ENTRIES SUPPLIED:

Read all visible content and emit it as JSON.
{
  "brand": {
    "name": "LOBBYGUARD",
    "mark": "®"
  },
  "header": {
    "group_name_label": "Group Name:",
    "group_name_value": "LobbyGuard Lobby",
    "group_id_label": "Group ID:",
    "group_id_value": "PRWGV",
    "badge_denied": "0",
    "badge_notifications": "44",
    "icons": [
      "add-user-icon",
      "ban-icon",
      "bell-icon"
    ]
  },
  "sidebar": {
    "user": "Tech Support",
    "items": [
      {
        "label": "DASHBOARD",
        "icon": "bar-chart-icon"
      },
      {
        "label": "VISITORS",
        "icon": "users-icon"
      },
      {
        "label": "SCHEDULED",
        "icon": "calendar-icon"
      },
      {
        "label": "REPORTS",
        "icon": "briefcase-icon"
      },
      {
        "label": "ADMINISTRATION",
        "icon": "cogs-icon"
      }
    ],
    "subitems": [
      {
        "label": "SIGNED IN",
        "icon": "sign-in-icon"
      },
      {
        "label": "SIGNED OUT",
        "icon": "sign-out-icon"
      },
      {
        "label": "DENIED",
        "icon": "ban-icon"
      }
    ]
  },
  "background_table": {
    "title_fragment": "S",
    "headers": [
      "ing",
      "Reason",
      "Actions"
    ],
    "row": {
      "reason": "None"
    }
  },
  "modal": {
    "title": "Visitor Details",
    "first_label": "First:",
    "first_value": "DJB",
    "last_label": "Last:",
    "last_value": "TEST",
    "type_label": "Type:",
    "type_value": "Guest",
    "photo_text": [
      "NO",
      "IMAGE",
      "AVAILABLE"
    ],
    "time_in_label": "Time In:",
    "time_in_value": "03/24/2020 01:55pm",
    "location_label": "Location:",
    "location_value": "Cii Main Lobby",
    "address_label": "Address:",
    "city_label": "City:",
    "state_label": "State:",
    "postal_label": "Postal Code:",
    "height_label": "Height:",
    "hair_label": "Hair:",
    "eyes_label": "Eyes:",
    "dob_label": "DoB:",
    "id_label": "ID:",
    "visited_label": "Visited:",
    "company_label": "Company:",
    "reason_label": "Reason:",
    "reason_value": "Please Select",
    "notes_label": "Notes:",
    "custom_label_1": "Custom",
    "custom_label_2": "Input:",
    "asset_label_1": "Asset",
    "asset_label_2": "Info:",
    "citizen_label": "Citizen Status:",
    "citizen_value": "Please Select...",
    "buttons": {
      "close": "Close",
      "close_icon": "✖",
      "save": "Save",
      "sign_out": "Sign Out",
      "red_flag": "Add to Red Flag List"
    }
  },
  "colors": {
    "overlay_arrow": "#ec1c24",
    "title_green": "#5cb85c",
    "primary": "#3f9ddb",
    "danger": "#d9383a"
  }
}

SHORT PROBLEM: Repeat all the entries word for word.

REPLY TO THE EXERCISE:
Read all visible content and emit it as JSON.
{
  "brand": {
    "name": "LOBBYGUARD",
    "mark": "®"
  },
  "header": {
    "group_name_label": "Group Name:",
    "group_name_value": "LobbyGuard Lobby",
    "group_id_label": "Group ID:",
    "group_id_value": "PRWGV",
    "badge_denied": "0",
    "badge_notifications": "44",
    "icons": [
      "add-user-icon",
      "ban-icon",
      "bell-icon"
    ]
  },
  "sidebar": {
    "user": "Tech Support",
    "items": [
      {
        "label": "DASHBOARD",
        "icon": "bar-chart-icon"
      },
      {
        "label": "VISITORS",
        "icon": "users-icon"
      },
      {
        "label": "SCHEDULED",
        "icon": "calendar-icon"
      },
      {
        "label": "REPORTS",
        "icon": "briefcase-icon"
      },
      {
        "label": "ADMINISTRATION",
        "icon": "cogs-icon"
      }
    ],
    "subitems": [
      {
        "label": "SIGNED IN",
        "icon": "sign-in-icon"
      },
      {
        "label": "SIGNED OUT",
        "icon": "sign-out-icon"
      },
      {
        "label": "DENIED",
        "icon": "ban-icon"
      }
    ]
  },
  "background_table": {
    "title_fragment": "S",
    "headers": [
      "ing",
      "Reason",
      "Actions"
    ],
    "row": {
      "reason": "None"
    }
  },
  "modal": {
    "title": "Visitor Details",
    "first_label": "First:",
    "first_value": "DJB",
    "last_label": "Last:",
    "last_value": "TEST",
    "type_label": "Type:",
    "type_value": "Guest",
    "photo_text": [
      "NO",
      "IMAGE",
      "AVAILABLE"
    ],
    "time_in_label": "Time In:",
    "time_in_value": "03/24/2020 01:55pm",
    "location_label": "Location:",
    "location_value": "Cii Main Lobby",
    "address_label": "Address:",
    "city_label": "City:",
    "state_label": "State:",
    "postal_label": "Postal Code:",
    "height_label": "Height:",
    "hair_label": "Hair:",
    "eyes_label": "Eyes:",
    "dob_label": "DoB:",
    "id_label": "ID:",
    "visited_label": "Visited:",
    "company_label": "Company:",
    "reason_label": "Reason:",
    "reason_value": "Please Select",
    "notes_label": "Notes:",
    "custom_label_1": "Custom",
    "custom_label_2": "Input:",
    "asset_label_1": "Asset",
    "asset_label_2": "Info:",
    "citizen_label": "Citizen Status:",
    "citizen_value": "Please Select...",
    "buttons": {
      "close": "Close",
      "close_icon": "✖",
      "save": "Save",
      "sign_out": "Sign Out",
      "red_flag": "Add to Red Flag List"
    }
  },
  "colors": {
    "overlay_arrow": "#ec1c24",
    "title_green": "#5cb85c",
    "primary": "#3f9ddb",
    "danger": "#d9383a"
  }
}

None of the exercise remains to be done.